# Raw records:
BEGIN
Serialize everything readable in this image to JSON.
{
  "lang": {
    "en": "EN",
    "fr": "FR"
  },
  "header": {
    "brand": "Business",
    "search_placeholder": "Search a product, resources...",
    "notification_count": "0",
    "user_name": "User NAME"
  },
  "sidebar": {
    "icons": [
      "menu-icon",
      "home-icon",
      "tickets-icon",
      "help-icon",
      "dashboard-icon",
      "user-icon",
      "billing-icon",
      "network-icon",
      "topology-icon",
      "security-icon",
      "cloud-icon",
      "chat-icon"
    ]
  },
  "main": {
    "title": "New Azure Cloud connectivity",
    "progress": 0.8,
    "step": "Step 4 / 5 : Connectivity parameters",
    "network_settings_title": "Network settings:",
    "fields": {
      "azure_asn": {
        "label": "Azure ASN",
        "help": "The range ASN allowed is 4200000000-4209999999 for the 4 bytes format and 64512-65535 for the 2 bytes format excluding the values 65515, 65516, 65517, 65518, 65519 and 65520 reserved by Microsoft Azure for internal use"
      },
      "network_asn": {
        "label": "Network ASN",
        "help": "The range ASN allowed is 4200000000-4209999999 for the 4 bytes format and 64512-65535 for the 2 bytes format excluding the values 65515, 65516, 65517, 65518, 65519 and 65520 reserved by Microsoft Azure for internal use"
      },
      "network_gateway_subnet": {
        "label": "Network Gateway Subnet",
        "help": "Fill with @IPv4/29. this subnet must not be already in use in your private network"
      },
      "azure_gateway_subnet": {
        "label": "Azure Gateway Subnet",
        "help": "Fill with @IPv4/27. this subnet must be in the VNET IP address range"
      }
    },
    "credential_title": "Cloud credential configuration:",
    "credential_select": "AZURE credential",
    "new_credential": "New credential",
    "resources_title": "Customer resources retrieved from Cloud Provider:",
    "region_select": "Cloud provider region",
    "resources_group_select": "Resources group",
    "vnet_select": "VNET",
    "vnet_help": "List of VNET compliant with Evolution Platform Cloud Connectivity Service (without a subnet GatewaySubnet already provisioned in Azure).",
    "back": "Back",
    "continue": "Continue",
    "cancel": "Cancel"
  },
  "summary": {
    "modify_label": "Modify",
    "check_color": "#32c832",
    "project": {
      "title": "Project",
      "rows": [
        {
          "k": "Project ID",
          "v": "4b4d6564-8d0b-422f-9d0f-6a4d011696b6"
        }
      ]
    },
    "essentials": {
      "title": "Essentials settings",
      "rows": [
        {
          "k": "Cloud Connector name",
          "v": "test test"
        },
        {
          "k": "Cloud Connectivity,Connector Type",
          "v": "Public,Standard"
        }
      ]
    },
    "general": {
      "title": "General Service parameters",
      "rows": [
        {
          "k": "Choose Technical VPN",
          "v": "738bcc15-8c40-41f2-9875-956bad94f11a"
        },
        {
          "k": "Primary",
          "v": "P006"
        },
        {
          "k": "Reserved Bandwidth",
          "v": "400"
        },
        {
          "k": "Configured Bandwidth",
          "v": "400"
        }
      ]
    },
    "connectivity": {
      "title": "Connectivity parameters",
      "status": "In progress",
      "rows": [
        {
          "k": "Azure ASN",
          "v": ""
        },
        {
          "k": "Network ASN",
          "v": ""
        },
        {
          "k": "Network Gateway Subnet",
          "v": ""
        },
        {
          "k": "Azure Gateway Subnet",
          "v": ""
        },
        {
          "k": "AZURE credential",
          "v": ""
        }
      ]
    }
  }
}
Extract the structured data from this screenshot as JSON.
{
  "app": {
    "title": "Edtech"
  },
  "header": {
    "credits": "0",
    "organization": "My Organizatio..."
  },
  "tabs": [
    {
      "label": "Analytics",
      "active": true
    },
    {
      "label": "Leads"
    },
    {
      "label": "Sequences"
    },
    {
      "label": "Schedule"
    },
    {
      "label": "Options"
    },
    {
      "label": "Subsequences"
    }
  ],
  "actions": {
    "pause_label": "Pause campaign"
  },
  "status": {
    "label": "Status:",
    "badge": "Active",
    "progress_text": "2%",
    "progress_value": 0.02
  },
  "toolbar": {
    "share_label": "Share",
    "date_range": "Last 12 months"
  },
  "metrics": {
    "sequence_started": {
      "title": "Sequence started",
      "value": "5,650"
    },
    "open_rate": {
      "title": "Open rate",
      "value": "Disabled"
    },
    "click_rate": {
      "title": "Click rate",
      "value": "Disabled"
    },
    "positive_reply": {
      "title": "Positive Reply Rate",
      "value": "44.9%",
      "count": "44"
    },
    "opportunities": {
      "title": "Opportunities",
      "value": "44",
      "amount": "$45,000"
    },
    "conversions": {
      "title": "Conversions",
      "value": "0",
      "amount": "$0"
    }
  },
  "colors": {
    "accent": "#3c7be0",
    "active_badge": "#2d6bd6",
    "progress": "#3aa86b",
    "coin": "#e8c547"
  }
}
END
# Problem:
Retype every entry above, word for word.

# Task result:
Serialize everything readable in this image to JSON.
{
  "lang": {
    "en": "EN",
    "fr": "FR"
  },
  "header": {
    "brand": "Business",
    "search_placeholder": "Search a product, resources...",
    "notification_count": "0",
    "user_name": "User NAME"
  },
  "sidebar": {
    "icons": [
      "menu-icon",
      "home-icon",
      "tickets-icon",
      "help-icon",
      "dashboard-icon",
      "user-icon",
      "billing-icon",
      "network-icon",
      "topology-icon",
      "security-icon",
      "cloud-icon",
      "chat-icon"
    ]
  },
  "main": {
    "title": "New Azure Cloud connectivity",
    "progress": 0.8,
    "step": "Step 4 / 5 : Connectivity parameters",
    "network_settings_title": "Network settings:",
    "fields": {
      "azure_asn": {
        "label": "Azure ASN",
        "help": "The range ASN allowed is 4200000000-4209999999 for the 4 bytes format and 64512-65535 for the 2 bytes format excluding the values 65515, 65516, 65517, 65518, 65519 and 65520 reserved by Microsoft Azure for internal use"
      },
      "network_asn": {
        "label": "Network ASN",
        "help": "The range ASN allowed is 4200000000-4209999999 for the 4 bytes format and 64512-65535 for the 2 bytes format excluding the values 65515, 65516, 65517, 65518, 65519 and 65520 reserved by Microsoft Azure for internal use"
      },
      "network_gateway_subnet": {
        "label": "Network Gateway Subnet",
        "help": "Fill with @IPv4/29. this subnet must not be already in use in your private network"
      },
      "azure_gateway_subnet": {
        "label": "Azure Gateway Subnet",
        "help": "Fill with @IPv4/27. this subnet must be in the VNET IP address range"
      }
    },
    "credential_title": "Cloud credential configuration:",
    "credential_select": "AZURE credential",
    "new_credential": "New credential",
    "resources_title": "Customer resources retrieved from Cloud Provider:",
    "region_select": "Cloud provider region",
    "resources_group_select": "Resources group",
    "vnet_select": "VNET",
    "vnet_help": "List of VNET compliant with Evolution Platform Cloud Connectivity Service (without a subnet GatewaySubnet already provisioned in Azure).",
    "back": "Back",
    "continue": "Continue",
    "cancel": "Cancel"
  },
  "summary": {
    "modify_label": "Modify",
    "check_color": "#32c832",
    "project": {
      "title": "Project",
      "rows": [
        {
          "k": "Project ID",
          "v": "4b4d6564-8d0b-422f-9d0f-6a4d011696b6"
        }
      ]
    },
    "essentials": {
      "title": "Essentials settings",
      "rows": [
        {
          "k": "Cloud Connector name",
          "v": "test test"
        },
        {
          "k": "Cloud Connectivity,Connector Type",
          "v": "Public,Standard"
        }
      ]
    },
    "general": {
      "title": "General Service parameters",
      "rows": [
        {
          "k": "Choose Technical VPN",
          "v": "738bcc15-8c40-41f2-9875-956bad94f11a"
        },
        {
          "k": "Primary",
          "v": "P006"
        },
        {
          "k": "Reserved Bandwidth",
          "v": "400"
        },
        {
          "k": "Configured Bandwidth",
          "v": "400"
        }
      ]
    },
    "connectivity": {
      "title": "Connectivity parameters",
      "status": "In progress",
      "rows": [
        {
          "k": "Azure ASN",
          "v": ""
        },
        {
          "k": "Network ASN",
          "v": ""
        },
        {
          "k": "Network Gateway Subnet",
          "v": ""
        },
        {
          "k": "Azure Gateway Subnet",
          "v": ""
        },
        {
          "k": "AZURE credential",
          "v": ""
        }
      ]
    }
  }
}
Extract the structured data from this screenshot as JSON.
{
  "app": {
    "title": "Edtech"
  },
  "header": {
    "credits": "0",
    "organization": "My Organizatio..."
  },
  "tabs": [
    {
      "label": "Analytics",
      "active": true
    },
    {
      "label": "Leads"
    },
    {
      "label": "Sequences"
    },
    {
      "label": "Schedule"
    },
    {
      "label": "Options"
    },
    {
      "label": "Subsequences"
    }
  ],
  "actions": {
    "pause_label": "Pause campaign"
  },
  "status": {
    "label": "Status:",
    "badge": "Active",
    "progress_text": "2%",
    "progress_value": 0.02
  },
  "toolbar": {
    "share_label": "Share",
    "date_range": "Last 12 months"
  },
  "metrics": {
    "sequence_started": {
      "title": "Sequence started",
      "value": "5,650"
    },
    "open_rate": {
      "title": "Open rate",
      "value": "Disabled"
    },
    "click_rate": {
      "title": "Click rate",
      "value": "Disabled"
    },
    "positive_reply": {
      "title": "Positive Reply Rate",
      "value": "44.9%",
      "count": "44"
    },
    "opportunities": {
      "title": "Opportunities",
      "value": "44",
      "amount": "$45,000"
    },
    "conversions": {
      "title": "Conversions",
      "value": "0",
      "amount": "$0"
    }
  },
  "colors": {
    "accent": "#3c7be0",
    "active_badge": "#2d6bd6",
    "progress": "#3aa86b",
    "coin": "#e8c547"
  }
}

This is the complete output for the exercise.